++++ LISTING

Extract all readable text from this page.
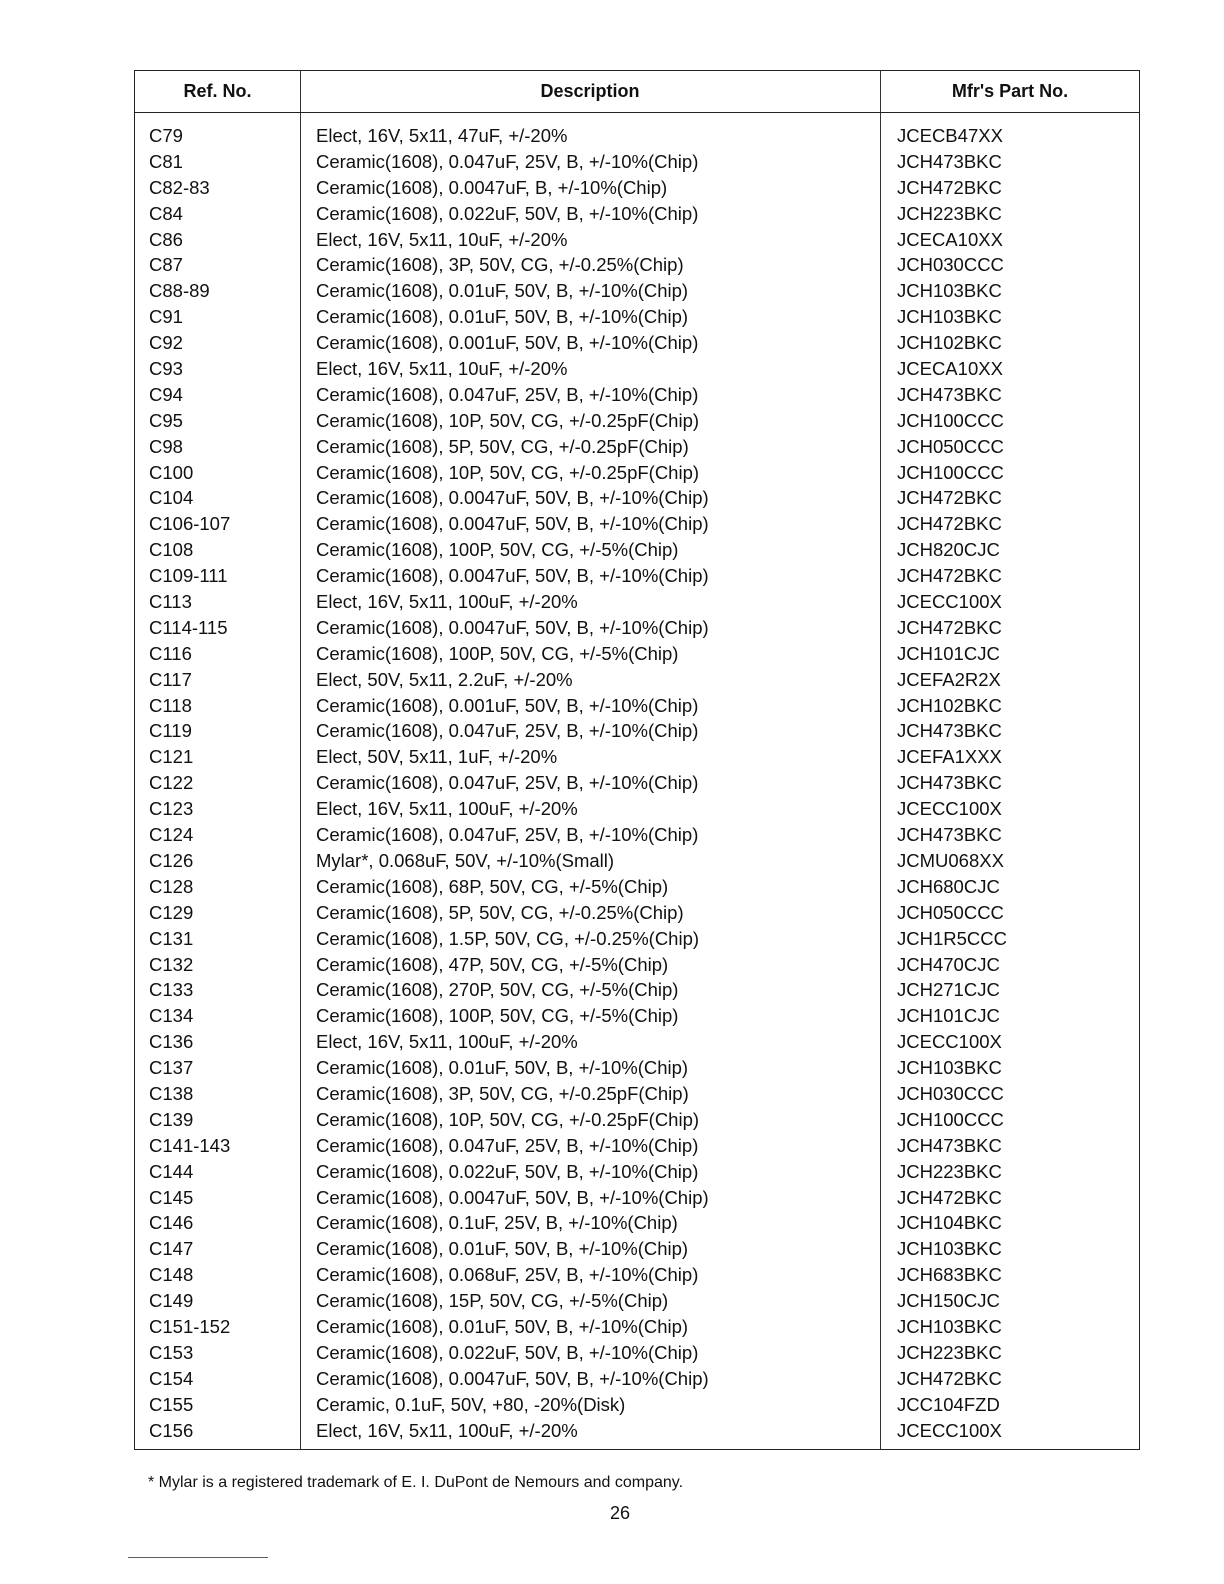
Ref. No.	Description	Mfr's Part No.
C79	Elect, 16V, 5x11, 47uF, +/-20%	JCECB47XX
C81	Ceramic(1608), 0.047uF, 25V, B, +/-10%(Chip)	JCH473BKC
C82-83	Ceramic(1608), 0.0047uF, B, +/-10%(Chip)	JCH472BKC
C84	Ceramic(1608), 0.022uF, 50V, B, +/-10%(Chip)	JCH223BKC
C86	Elect, 16V, 5x11, 10uF, +/-20%	JCECA10XX
C87	Ceramic(1608), 3P, 50V, CG, +/-0.25%(Chip)	JCH030CCC
C88-89	Ceramic(1608), 0.01uF, 50V, B, +/-10%(Chip)	JCH103BKC
C91	Ceramic(1608), 0.01uF, 50V, B, +/-10%(Chip)	JCH103BKC
C92	Ceramic(1608), 0.001uF, 50V, B, +/-10%(Chip)	JCH102BKC
C93	Elect, 16V, 5x11, 10uF, +/-20%	JCECA10XX
C94	Ceramic(1608), 0.047uF, 25V, B, +/-10%(Chip)	JCH473BKC
C95	Ceramic(1608), 10P, 50V, CG, +/-0.25pF(Chip)	JCH100CCC
C98	Ceramic(1608), 5P, 50V, CG, +/-0.25pF(Chip)	JCH050CCC
C100	Ceramic(1608), 10P, 50V, CG, +/-0.25pF(Chip)	JCH100CCC
C104	Ceramic(1608), 0.0047uF, 50V, B, +/-10%(Chip)	JCH472BKC
C106-107	Ceramic(1608), 0.0047uF, 50V, B, +/-10%(Chip)	JCH472BKC
C108	Ceramic(1608), 100P, 50V, CG, +/-5%(Chip)	JCH820CJC
C109-111	Ceramic(1608), 0.0047uF, 50V, B, +/-10%(Chip)	JCH472BKC
C113	Elect, 16V, 5x11, 100uF, +/-20%	JCECC100X
C114-115	Ceramic(1608), 0.0047uF, 50V, B, +/-10%(Chip)	JCH472BKC
C116	Ceramic(1608), 100P, 50V, CG, +/-5%(Chip)	JCH101CJC
C117	Elect, 50V, 5x11, 2.2uF, +/-20%	JCEFA2R2X
C118	Ceramic(1608), 0.001uF, 50V, B, +/-10%(Chip)	JCH102BKC
C119	Ceramic(1608), 0.047uF, 25V, B, +/-10%(Chip)	JCH473BKC
C121	Elect, 50V, 5x11, 1uF, +/-20%	JCEFA1XXX
C122	Ceramic(1608), 0.047uF, 25V, B, +/-10%(Chip)	JCH473BKC
C123	Elect, 16V, 5x11, 100uF, +/-20%	JCECC100X
C124	Ceramic(1608), 0.047uF, 25V, B, +/-10%(Chip)	JCH473BKC
C126	Mylar*, 0.068uF, 50V, +/-10%(Small)	JCMU068XX
C128	Ceramic(1608), 68P, 50V, CG, +/-5%(Chip)	JCH680CJC
C129	Ceramic(1608), 5P, 50V, CG, +/-0.25%(Chip)	JCH050CCC
C131	Ceramic(1608), 1.5P, 50V, CG, +/-0.25%(Chip)	JCH1R5CCC
C132	Ceramic(1608), 47P, 50V, CG, +/-5%(Chip)	JCH470CJC
C133	Ceramic(1608), 270P, 50V, CG, +/-5%(Chip)	JCH271CJC
C134	Ceramic(1608), 100P, 50V, CG, +/-5%(Chip)	JCH101CJC
C136	Elect, 16V, 5x11, 100uF, +/-20%	JCECC100X
C137	Ceramic(1608), 0.01uF, 50V, B, +/-10%(Chip)	JCH103BKC
C138	Ceramic(1608), 3P, 50V, CG, +/-0.25pF(Chip)	JCH030CCC
C139	Ceramic(1608), 10P, 50V, CG, +/-0.25pF(Chip)	JCH100CCC
C141-143	Ceramic(1608), 0.047uF, 25V, B, +/-10%(Chip)	JCH473BKC
C144	Ceramic(1608), 0.022uF, 50V, B, +/-10%(Chip)	JCH223BKC
C145	Ceramic(1608), 0.0047uF, 50V, B, +/-10%(Chip)	JCH472BKC
C146	Ceramic(1608), 0.1uF, 25V, B, +/-10%(Chip)	JCH104BKC
C147	Ceramic(1608), 0.01uF, 50V, B, +/-10%(Chip)	JCH103BKC
C148	Ceramic(1608), 0.068uF, 25V, B, +/-10%(Chip)	JCH683BKC
C149	Ceramic(1608), 15P, 50V, CG, +/-5%(Chip)	JCH150CJC
C151-152	Ceramic(1608), 0.01uF, 50V, B, +/-10%(Chip)	JCH103BKC
C153	Ceramic(1608), 0.022uF, 50V, B, +/-10%(Chip)	JCH223BKC
C154	Ceramic(1608), 0.0047uF, 50V, B, +/-10%(Chip)	JCH472BKC
C155	Ceramic, 0.1uF, 50V, +80, -20%(Disk)	JCC104FZD
C156	Elect, 16V, 5x11, 100uF, +/-20%	JCECC100X
* Mylar is a registered trademark of E. I. DuPont de Nemours and company.
26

++++++++

**GIVEN PROBLEM**
Omit every picture while copying the listing above exactly.

**WORKED ANSWER**
Extract all readable text from this page.
Ref. No.	Description	Mfr's Part No.
C79	Elect, 16V, 5x11, 47uF, +/-20%	JCECB47XX
C81	Ceramic(1608), 0.047uF, 25V, B, +/-10%(Chip)	JCH473BKC
C82-83	Ceramic(1608), 0.0047uF, B, +/-10%(Chip)	JCH472BKC
C84	Ceramic(1608), 0.022uF, 50V, B, +/-10%(Chip)	JCH223BKC
C86	Elect, 16V, 5x11, 10uF, +/-20%	JCECA10XX
C87	Ceramic(1608), 3P, 50V, CG, +/-0.25%(Chip)	JCH030CCC
C88-89	Ceramic(1608), 0.01uF, 50V, B, +/-10%(Chip)	JCH103BKC
C91	Ceramic(1608), 0.01uF, 50V, B, +/-10%(Chip)	JCH103BKC
C92	Ceramic(1608), 0.001uF, 50V, B, +/-10%(Chip)	JCH102BKC
C93	Elect, 16V, 5x11, 10uF, +/-20%	JCECA10XX
C94	Ceramic(1608), 0.047uF, 25V, B, +/-10%(Chip)	JCH473BKC
C95	Ceramic(1608), 10P, 50V, CG, +/-0.25pF(Chip)	JCH100CCC
C98	Ceramic(1608), 5P, 50V, CG, +/-0.25pF(Chip)	JCH050CCC
C100	Ceramic(1608), 10P, 50V, CG, +/-0.25pF(Chip)	JCH100CCC
C104	Ceramic(1608), 0.0047uF, 50V, B, +/-10%(Chip)	JCH472BKC
C106-107	Ceramic(1608), 0.0047uF, 50V, B, +/-10%(Chip)	JCH472BKC
C108	Ceramic(1608), 100P, 50V, CG, +/-5%(Chip)	JCH820CJC
C109-111	Ceramic(1608), 0.0047uF, 50V, B, +/-10%(Chip)	JCH472BKC
C113	Elect, 16V, 5x11, 100uF, +/-20%	JCECC100X
C114-115	Ceramic(1608), 0.0047uF, 50V, B, +/-10%(Chip)	JCH472BKC
C116	Ceramic(1608), 100P, 50V, CG, +/-5%(Chip)	JCH101CJC
C117	Elect, 50V, 5x11, 2.2uF, +/-20%	JCEFA2R2X
C118	Ceramic(1608), 0.001uF, 50V, B, +/-10%(Chip)	JCH102BKC
C119	Ceramic(1608), 0.047uF, 25V, B, +/-10%(Chip)	JCH473BKC
C121	Elect, 50V, 5x11, 1uF, +/-20%	JCEFA1XXX
C122	Ceramic(1608), 0.047uF, 25V, B, +/-10%(Chip)	JCH473BKC
C123	Elect, 16V, 5x11, 100uF, +/-20%	JCECC100X
C124	Ceramic(1608), 0.047uF, 25V, B, +/-10%(Chip)	JCH473BKC
C126	Mylar*, 0.068uF, 50V, +/-10%(Small)	JCMU068XX
C128	Ceramic(1608), 68P, 50V, CG, +/-5%(Chip)	JCH680CJC
C129	Ceramic(1608), 5P, 50V, CG, +/-0.25%(Chip)	JCH050CCC
C131	Ceramic(1608), 1.5P, 50V, CG, +/-0.25%(Chip)	JCH1R5CCC
C132	Ceramic(1608), 47P, 50V, CG, +/-5%(Chip)	JCH470CJC
C133	Ceramic(1608), 270P, 50V, CG, +/-5%(Chip)	JCH271CJC
C134	Ceramic(1608), 100P, 50V, CG, +/-5%(Chip)	JCH101CJC
C136	Elect, 16V, 5x11, 100uF, +/-20%	JCECC100X
C137	Ceramic(1608), 0.01uF, 50V, B, +/-10%(Chip)	JCH103BKC
C138	Ceramic(1608), 3P, 50V, CG, +/-0.25pF(Chip)	JCH030CCC
C139	Ceramic(1608), 10P, 50V, CG, +/-0.25pF(Chip)	JCH100CCC
C141-143	Ceramic(1608), 0.047uF, 25V, B, +/-10%(Chip)	JCH473BKC
C144	Ceramic(1608), 0.022uF, 50V, B, +/-10%(Chip)	JCH223BKC
C145	Ceramic(1608), 0.0047uF, 50V, B, +/-10%(Chip)	JCH472BKC
C146	Ceramic(1608), 0.1uF, 25V, B, +/-10%(Chip)	JCH104BKC
C147	Ceramic(1608), 0.01uF, 50V, B, +/-10%(Chip)	JCH103BKC
C148	Ceramic(1608), 0.068uF, 25V, B, +/-10%(Chip)	JCH683BKC
C149	Ceramic(1608), 15P, 50V, CG, +/-5%(Chip)	JCH150CJC
C151-152	Ceramic(1608), 0.01uF, 50V, B, +/-10%(Chip)	JCH103BKC
C153	Ceramic(1608), 0.022uF, 50V, B, +/-10%(Chip)	JCH223BKC
C154	Ceramic(1608), 0.0047uF, 50V, B, +/-10%(Chip)	JCH472BKC
C155	Ceramic, 0.1uF, 50V, +80, -20%(Disk)	JCC104FZD
C156	Elect, 16V, 5x11, 100uF, +/-20%	JCECC100X
* Mylar is a registered trademark of E. I. DuPont de Nemours and company.
26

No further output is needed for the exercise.